**WHAT IS EXPECTED**
All entries must be extracted exactly, with nothing added or dropped.

**TASK DATA**
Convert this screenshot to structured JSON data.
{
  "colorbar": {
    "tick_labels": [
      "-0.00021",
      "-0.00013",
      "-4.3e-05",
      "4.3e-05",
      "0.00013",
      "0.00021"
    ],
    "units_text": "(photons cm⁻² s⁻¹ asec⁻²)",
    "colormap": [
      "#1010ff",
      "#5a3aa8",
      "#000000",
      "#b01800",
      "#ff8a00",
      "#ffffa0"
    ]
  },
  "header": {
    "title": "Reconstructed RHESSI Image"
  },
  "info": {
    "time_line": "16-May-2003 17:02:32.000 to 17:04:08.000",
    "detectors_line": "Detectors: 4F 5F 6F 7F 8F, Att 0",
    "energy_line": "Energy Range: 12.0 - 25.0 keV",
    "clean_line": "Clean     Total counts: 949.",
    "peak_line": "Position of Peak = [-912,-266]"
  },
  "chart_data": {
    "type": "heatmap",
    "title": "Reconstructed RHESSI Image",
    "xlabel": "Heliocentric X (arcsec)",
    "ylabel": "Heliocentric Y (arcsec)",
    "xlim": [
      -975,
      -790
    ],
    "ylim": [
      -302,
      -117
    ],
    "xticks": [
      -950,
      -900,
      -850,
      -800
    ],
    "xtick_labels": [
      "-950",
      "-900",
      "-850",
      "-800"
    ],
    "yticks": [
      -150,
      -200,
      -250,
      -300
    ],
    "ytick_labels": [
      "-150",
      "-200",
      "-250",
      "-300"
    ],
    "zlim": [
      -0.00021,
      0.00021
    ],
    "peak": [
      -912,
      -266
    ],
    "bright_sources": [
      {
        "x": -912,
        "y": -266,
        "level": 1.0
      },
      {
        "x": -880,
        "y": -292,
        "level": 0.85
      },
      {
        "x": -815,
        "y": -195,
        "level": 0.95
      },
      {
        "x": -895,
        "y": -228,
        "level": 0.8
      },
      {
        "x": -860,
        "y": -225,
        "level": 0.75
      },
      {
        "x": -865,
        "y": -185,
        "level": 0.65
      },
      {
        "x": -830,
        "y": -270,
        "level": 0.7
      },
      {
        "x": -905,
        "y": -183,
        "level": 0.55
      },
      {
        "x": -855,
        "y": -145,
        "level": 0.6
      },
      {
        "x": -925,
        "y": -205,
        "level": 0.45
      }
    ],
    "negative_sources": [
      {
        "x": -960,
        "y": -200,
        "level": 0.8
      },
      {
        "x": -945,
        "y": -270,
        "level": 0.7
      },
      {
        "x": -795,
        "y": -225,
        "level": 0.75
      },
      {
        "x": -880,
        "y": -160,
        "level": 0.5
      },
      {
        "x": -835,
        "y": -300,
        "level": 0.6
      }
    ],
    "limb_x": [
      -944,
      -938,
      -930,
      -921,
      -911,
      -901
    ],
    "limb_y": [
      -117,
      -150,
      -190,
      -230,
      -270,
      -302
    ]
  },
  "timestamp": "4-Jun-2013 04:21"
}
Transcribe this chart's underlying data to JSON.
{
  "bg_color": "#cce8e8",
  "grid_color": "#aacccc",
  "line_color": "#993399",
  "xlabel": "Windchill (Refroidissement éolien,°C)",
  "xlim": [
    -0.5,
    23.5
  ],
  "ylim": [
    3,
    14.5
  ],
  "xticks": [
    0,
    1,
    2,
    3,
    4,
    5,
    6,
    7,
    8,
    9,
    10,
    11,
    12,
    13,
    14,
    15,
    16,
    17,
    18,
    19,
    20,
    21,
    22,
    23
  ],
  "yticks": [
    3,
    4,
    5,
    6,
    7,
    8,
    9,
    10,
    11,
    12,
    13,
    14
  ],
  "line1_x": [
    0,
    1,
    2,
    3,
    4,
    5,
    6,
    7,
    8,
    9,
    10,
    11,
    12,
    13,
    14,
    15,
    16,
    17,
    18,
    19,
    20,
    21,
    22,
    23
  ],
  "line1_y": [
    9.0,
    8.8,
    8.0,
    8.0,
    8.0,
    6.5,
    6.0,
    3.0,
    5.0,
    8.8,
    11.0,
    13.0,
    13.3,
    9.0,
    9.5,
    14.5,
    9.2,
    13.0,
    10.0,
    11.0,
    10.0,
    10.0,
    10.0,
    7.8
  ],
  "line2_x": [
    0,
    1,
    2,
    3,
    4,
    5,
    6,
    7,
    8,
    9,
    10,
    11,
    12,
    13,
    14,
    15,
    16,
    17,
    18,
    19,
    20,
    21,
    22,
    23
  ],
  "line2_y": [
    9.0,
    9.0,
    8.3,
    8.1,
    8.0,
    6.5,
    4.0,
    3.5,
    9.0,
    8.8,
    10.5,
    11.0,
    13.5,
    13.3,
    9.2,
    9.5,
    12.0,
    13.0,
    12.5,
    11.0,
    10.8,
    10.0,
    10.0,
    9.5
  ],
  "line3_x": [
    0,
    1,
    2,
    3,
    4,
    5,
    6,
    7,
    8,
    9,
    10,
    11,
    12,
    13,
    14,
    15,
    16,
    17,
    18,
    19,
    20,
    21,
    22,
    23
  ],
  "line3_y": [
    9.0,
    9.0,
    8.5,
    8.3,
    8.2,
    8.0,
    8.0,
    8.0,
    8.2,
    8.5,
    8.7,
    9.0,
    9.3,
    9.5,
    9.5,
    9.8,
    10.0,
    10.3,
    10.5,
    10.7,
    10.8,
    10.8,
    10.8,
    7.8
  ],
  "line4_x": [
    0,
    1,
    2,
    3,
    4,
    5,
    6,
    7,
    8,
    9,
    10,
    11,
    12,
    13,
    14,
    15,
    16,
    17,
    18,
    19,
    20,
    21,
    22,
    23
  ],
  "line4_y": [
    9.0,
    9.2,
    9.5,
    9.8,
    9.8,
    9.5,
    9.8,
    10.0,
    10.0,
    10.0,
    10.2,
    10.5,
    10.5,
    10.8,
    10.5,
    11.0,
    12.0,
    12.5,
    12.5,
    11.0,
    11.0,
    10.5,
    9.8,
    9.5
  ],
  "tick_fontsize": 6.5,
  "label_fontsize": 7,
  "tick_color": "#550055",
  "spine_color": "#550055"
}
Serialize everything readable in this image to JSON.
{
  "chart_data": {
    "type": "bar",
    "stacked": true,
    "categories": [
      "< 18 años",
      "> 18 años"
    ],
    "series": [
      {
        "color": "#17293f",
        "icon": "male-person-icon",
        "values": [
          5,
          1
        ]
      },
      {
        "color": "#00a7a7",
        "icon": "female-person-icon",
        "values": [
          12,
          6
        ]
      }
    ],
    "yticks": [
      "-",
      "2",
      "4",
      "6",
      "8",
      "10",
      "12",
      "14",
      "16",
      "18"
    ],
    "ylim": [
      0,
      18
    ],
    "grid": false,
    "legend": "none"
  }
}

**TASK OUTPUT**
Convert this screenshot to structured JSON data.
{
  "colorbar": {
    "tick_labels": [
      "-0.00021",
      "-0.00013",
      "-4.3e-05",
      "4.3e-05",
      "0.00013",
      "0.00021"
    ],
    "units_text": "(photons cm⁻² s⁻¹ asec⁻²)",
    "colormap": [
      "#1010ff",
      "#5a3aa8",
      "#000000",
      "#b01800",
      "#ff8a00",
      "#ffffa0"
    ]
  },
  "header": {
    "title": "Reconstructed RHESSI Image"
  },
  "info": {
    "time_line": "16-May-2003 17:02:32.000 to 17:04:08.000",
    "detectors_line": "Detectors: 4F 5F 6F 7F 8F, Att 0",
    "energy_line": "Energy Range: 12.0 - 25.0 keV",
    "clean_line": "Clean     Total counts: 949.",
    "peak_line": "Position of Peak = [-912,-266]"
  },
  "chart_data": {
    "type": "heatmap",
    "title": "Reconstructed RHESSI Image",
    "xlabel": "Heliocentric X (arcsec)",
    "ylabel": "Heliocentric Y (arcsec)",
    "xlim": [
      -975,
      -790
    ],
    "ylim": [
      -302,
      -117
    ],
    "xticks": [
      -950,
      -900,
      -850,
      -800
    ],
    "xtick_labels": [
      "-950",
      "-900",
      "-850",
      "-800"
    ],
    "yticks": [
      -150,
      -200,
      -250,
      -300
    ],
    "ytick_labels": [
      "-150",
      "-200",
      "-250",
      "-300"
    ],
    "zlim": [
      -0.00021,
      0.00021
    ],
    "peak": [
      -912,
      -266
    ],
    "bright_sources": [
      {
        "x": -912,
        "y": -266,
        "level": 1.0
      },
      {
        "x": -880,
        "y": -292,
        "level": 0.85
      },
      {
        "x": -815,
        "y": -195,
        "level": 0.95
      },
      {
        "x": -895,
        "y": -228,
        "level": 0.8
      },
      {
        "x": -860,
        "y": -225,
        "level": 0.75
      },
      {
        "x": -865,
        "y": -185,
        "level": 0.65
      },
      {
        "x": -830,
        "y": -270,
        "level": 0.7
      },
      {
        "x": -905,
        "y": -183,
        "level": 0.55
      },
      {
        "x": -855,
        "y": -145,
        "level": 0.6
      },
      {
        "x": -925,
        "y": -205,
        "level": 0.45
      }
    ],
    "negative_sources": [
      {
        "x": -960,
        "y": -200,
        "level": 0.8
      },
      {
        "x": -945,
        "y": -270,
        "level": 0.7
      },
      {
        "x": -795,
        "y": -225,
        "level": 0.75
      },
      {
        "x": -880,
        "y": -160,
        "level": 0.5
      },
      {
        "x": -835,
        "y": -300,
        "level": 0.6
      }
    ],
    "limb_x": [
      -944,
      -938,
      -930,
      -921,
      -911,
      -901
    ],
    "limb_y": [
      -117,
      -150,
      -190,
      -230,
      -270,
      -302
    ]
  },
  "timestamp": "4-Jun-2013 04:21"
}
Transcribe this chart's underlying data to JSON.
{
  "bg_color": "#cce8e8",
  "grid_color": "#aacccc",
  "line_color": "#993399",
  "xlabel": "Windchill (Refroidissement éolien,°C)",
  "xlim": [
    -0.5,
    23.5
  ],
  "ylim": [
    3,
    14.5
  ],
  "xticks": [
    0,
    1,
    2,
    3,
    4,
    5,
    6,
    7,
    8,
    9,
    10,
    11,
    12,
    13,
    14,
    15,
    16,
    17,
    18,
    19,
    20,
    21,
    22,
    23
  ],
  "yticks": [
    3,
    4,
    5,
    6,
    7,
    8,
    9,
    10,
    11,
    12,
    13,
    14
  ],
  "line1_x": [
    0,
    1,
    2,
    3,
    4,
    5,
    6,
    7,
    8,
    9,
    10,
    11,
    12,
    13,
    14,
    15,
    16,
    17,
    18,
    19,
    20,
    21,
    22,
    23
  ],
  "line1_y": [
    9.0,
    8.8,
    8.0,
    8.0,
    8.0,
    6.5,
    6.0,
    3.0,
    5.0,
    8.8,
    11.0,
    13.0,
    13.3,
    9.0,
    9.5,
    14.5,
    9.2,
    13.0,
    10.0,
    11.0,
    10.0,
    10.0,
    10.0,
    7.8
  ],
  "line2_x": [
    0,
    1,
    2,
    3,
    4,
    5,
    6,
    7,
    8,
    9,
    10,
    11,
    12,
    13,
    14,
    15,
    16,
    17,
    18,
    19,
    20,
    21,
    22,
    23
  ],
  "line2_y": [
    9.0,
    9.0,
    8.3,
    8.1,
    8.0,
    6.5,
    4.0,
    3.5,
    9.0,
    8.8,
    10.5,
    11.0,
    13.5,
    13.3,
    9.2,
    9.5,
    12.0,
    13.0,
    12.5,
    11.0,
    10.8,
    10.0,
    10.0,
    9.5
  ],
  "line3_x": [
    0,
    1,
    2,
    3,
    4,
    5,
    6,
    7,
    8,
    9,
    10,
    11,
    12,
    13,
    14,
    15,
    16,
    17,
    18,
    19,
    20,
    21,
    22,
    23
  ],
  "line3_y": [
    9.0,
    9.0,
    8.5,
    8.3,
    8.2,
    8.0,
    8.0,
    8.0,
    8.2,
    8.5,
    8.7,
    9.0,
    9.3,
    9.5,
    9.5,
    9.8,
    10.0,
    10.3,
    10.5,
    10.7,
    10.8,
    10.8,
    10.8,
    7.8
  ],
  "line4_x": [
    0,
    1,
    2,
    3,
    4,
    5,
    6,
    7,
    8,
    9,
    10,
    11,
    12,
    13,
    14,
    15,
    16,
    17,
    18,
    19,
    20,
    21,
    22,
    23
  ],
  "line4_y": [
    9.0,
    9.2,
    9.5,
    9.8,
    9.8,
    9.5,
    9.8,
    10.0,
    10.0,
    10.0,
    10.2,
    10.5,
    10.5,
    10.8,
    10.5,
    11.0,
    12.0,
    12.5,
    12.5,
    11.0,
    11.0,
    10.5,
    9.8,
    9.5
  ],
  "tick_fontsize": 6.5,
  "label_fontsize": 7,
  "tick_color": "#550055",
  "spine_color": "#550055"
}
Serialize everything readable in this image to JSON.
{
  "chart_data": {
    "type": "bar",
    "stacked": true,
    "categories": [
      "< 18 años",
      "> 18 años"
    ],
    "series": [
      {
        "color": "#17293f",
        "icon": "male-person-icon",
        "values": [
          5,
          1
        ]
      },
      {
        "color": "#00a7a7",
        "icon": "female-person-icon",
        "values": [
          12,
          6
        ]
      }
    ],
    "yticks": [
      "-",
      "2",
      "4",
      "6",
      "8",
      "10",
      "12",
      "14",
      "16",
      "18"
    ],
    "ylim": [
      0,
      18
    ],
    "grid": false,
    "legend": "none"
  }
}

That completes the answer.